## WHAT THE EXERCISE ASKS
Transcribe all the entries word for word, but omit the images.

## TASK INPUT
START

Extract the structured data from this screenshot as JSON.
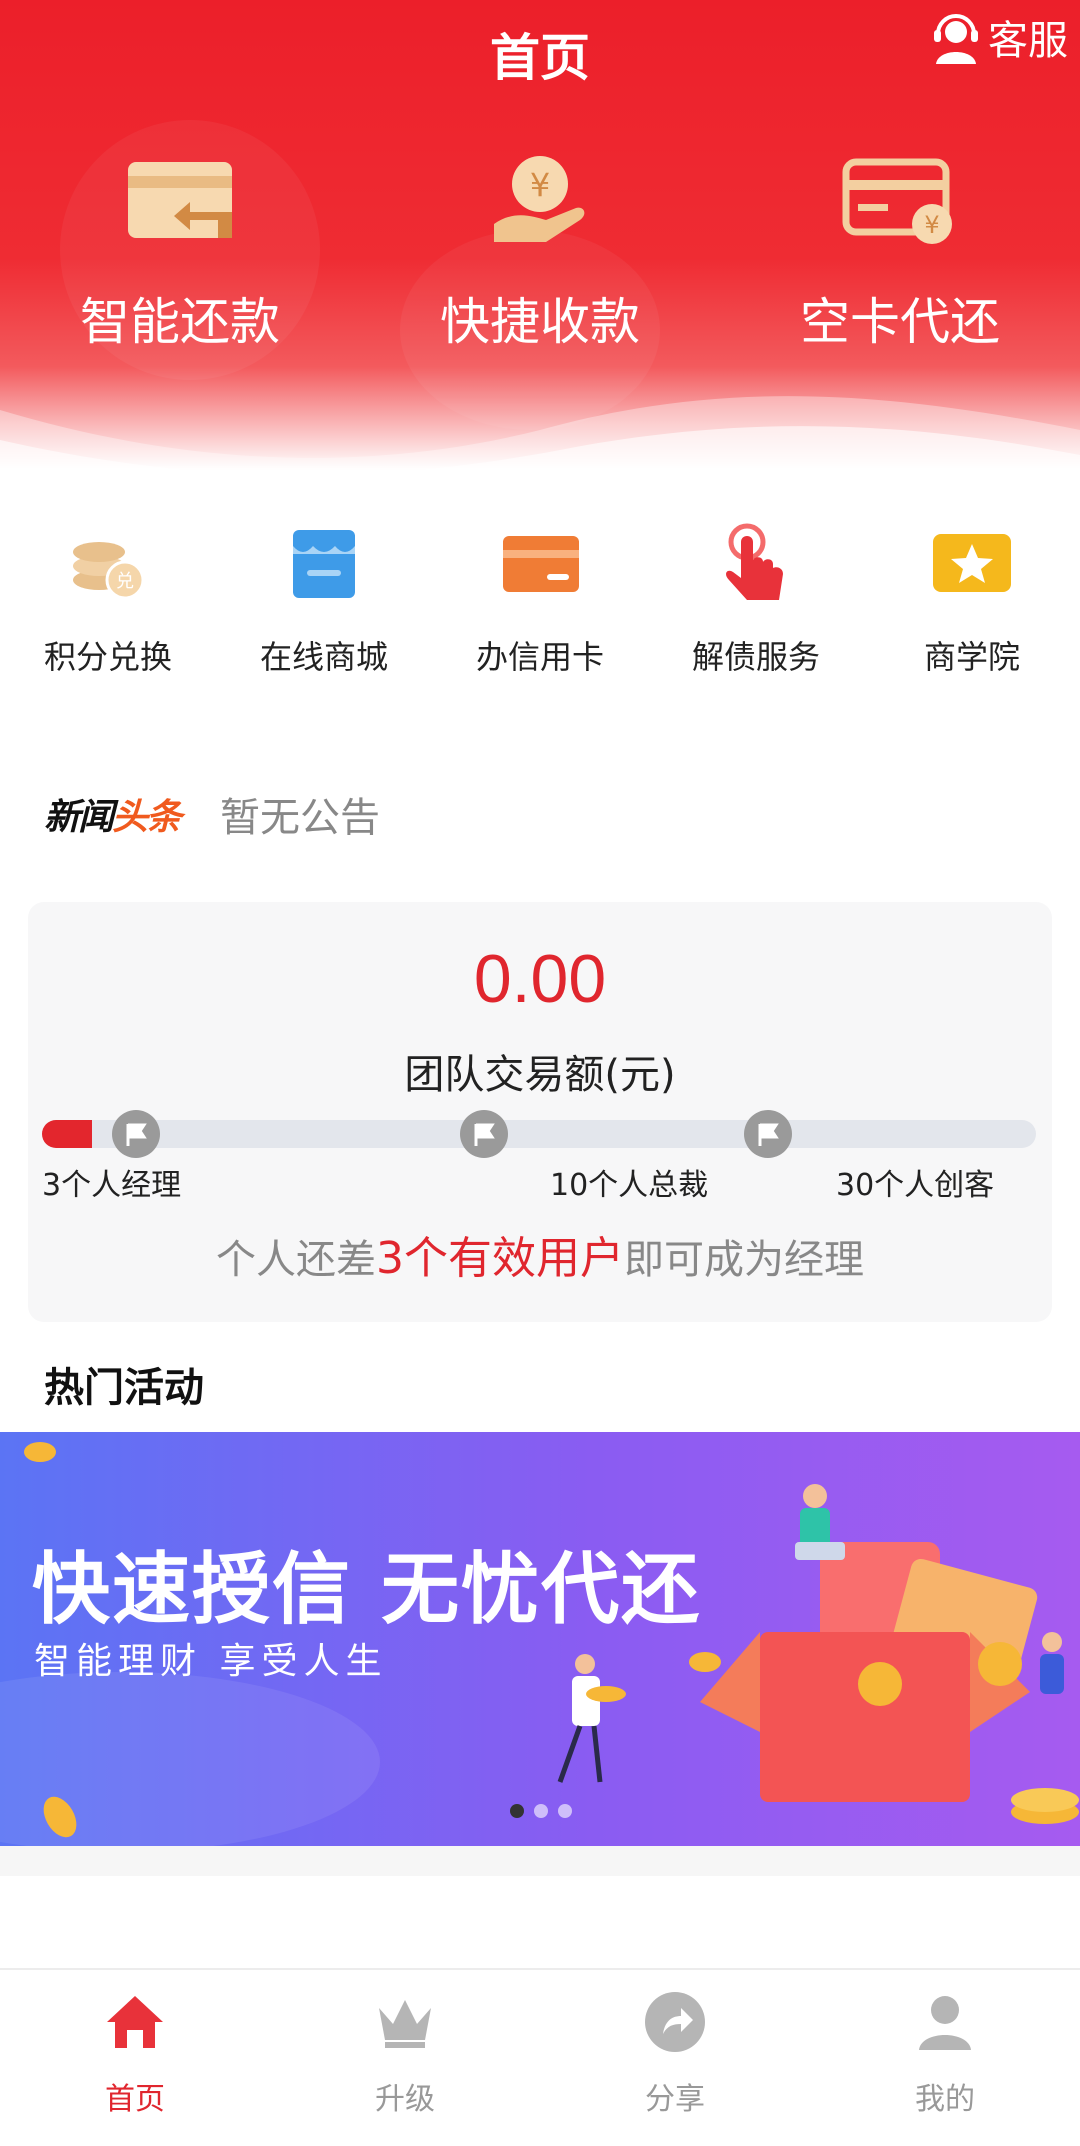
{
  "header": {
    "title": "首页",
    "service_label": "客服"
  },
  "colors": {
    "brand_red": "#e0262e",
    "banner_start": "#5b74f4",
    "banner_end": "#a65bf0"
  },
  "top_tools": [
    {
      "label": "智能还款",
      "icon": "card-return-icon"
    },
    {
      "label": "快捷收款",
      "icon": "hand-yuan-coin-icon"
    },
    {
      "label": "空卡代还",
      "icon": "card-yuan-icon"
    }
  ],
  "grid": [
    {
      "label": "积分兑换",
      "icon": "coins-exchange-icon"
    },
    {
      "label": "在线商城",
      "icon": "store-icon"
    },
    {
      "label": "办信用卡",
      "icon": "credit-card-icon"
    },
    {
      "label": "解债服务",
      "icon": "tap-finger-icon"
    },
    {
      "label": "商学院",
      "icon": "star-icon"
    }
  ],
  "news": {
    "logo_black": "新闻",
    "logo_orange": "头条",
    "text": "暂无公告"
  },
  "team": {
    "amount": "0.00",
    "amount_label": "团队交易额(元)",
    "progress": 0.05,
    "milestones": [
      "3个人经理",
      "10个人总裁",
      "30个人创客"
    ],
    "hint_prefix": "个人还差",
    "hint_highlight": "3个有效用户",
    "hint_suffix": "即可成为经理"
  },
  "hot": {
    "title": "热门活动"
  },
  "banner": {
    "headline": "快速授信 无忧代还",
    "subline": "智能理财 享受人生"
  },
  "tabs": [
    {
      "label": "首页",
      "icon": "home-icon"
    },
    {
      "label": "升级",
      "icon": "crown-icon"
    },
    {
      "label": "分享",
      "icon": "share-icon"
    },
    {
      "label": "我的",
      "icon": "user-icon"
    }
  ]
}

END

## RESULT OF THIS TASK
Extract the structured data from this screenshot as JSON.
{
  "header": {
    "title": "首页",
    "service_label": "客服"
  },
  "colors": {
    "brand_red": "#e0262e",
    "banner_start": "#5b74f4",
    "banner_end": "#a65bf0"
  },
  "top_tools": [
    {
      "label": "智能还款",
      "icon": "card-return-icon"
    },
    {
      "label": "快捷收款",
      "icon": "hand-yuan-coin-icon"
    },
    {
      "label": "空卡代还",
      "icon": "card-yuan-icon"
    }
  ],
  "grid": [
    {
      "label": "积分兑换",
      "icon": "coins-exchange-icon"
    },
    {
      "label": "在线商城",
      "icon": "store-icon"
    },
    {
      "label": "办信用卡",
      "icon": "credit-card-icon"
    },
    {
      "label": "解债服务",
      "icon": "tap-finger-icon"
    },
    {
      "label": "商学院",
      "icon": "star-icon"
    }
  ],
  "news": {
    "logo_black": "新闻",
    "logo_orange": "头条",
    "text": "暂无公告"
  },
  "team": {
    "amount": "0.00",
    "amount_label": "团队交易额(元)",
    "progress": 0.05,
    "milestones": [
      "3个人经理",
      "10个人总裁",
      "30个人创客"
    ],
    "hint_prefix": "个人还差",
    "hint_highlight": "3个有效用户",
    "hint_suffix": "即可成为经理"
  },
  "hot": {
    "title": "热门活动"
  },
  "banner": {
    "headline": "快速授信 无忧代还",
    "subline": "智能理财 享受人生"
  },
  "tabs": [
    {
      "label": "首页",
      "icon": "home-icon"
    },
    {
      "label": "升级",
      "icon": "crown-icon"
    },
    {
      "label": "分享",
      "icon": "share-icon"
    },
    {
      "label": "我的",
      "icon": "user-icon"
    }
  ]
}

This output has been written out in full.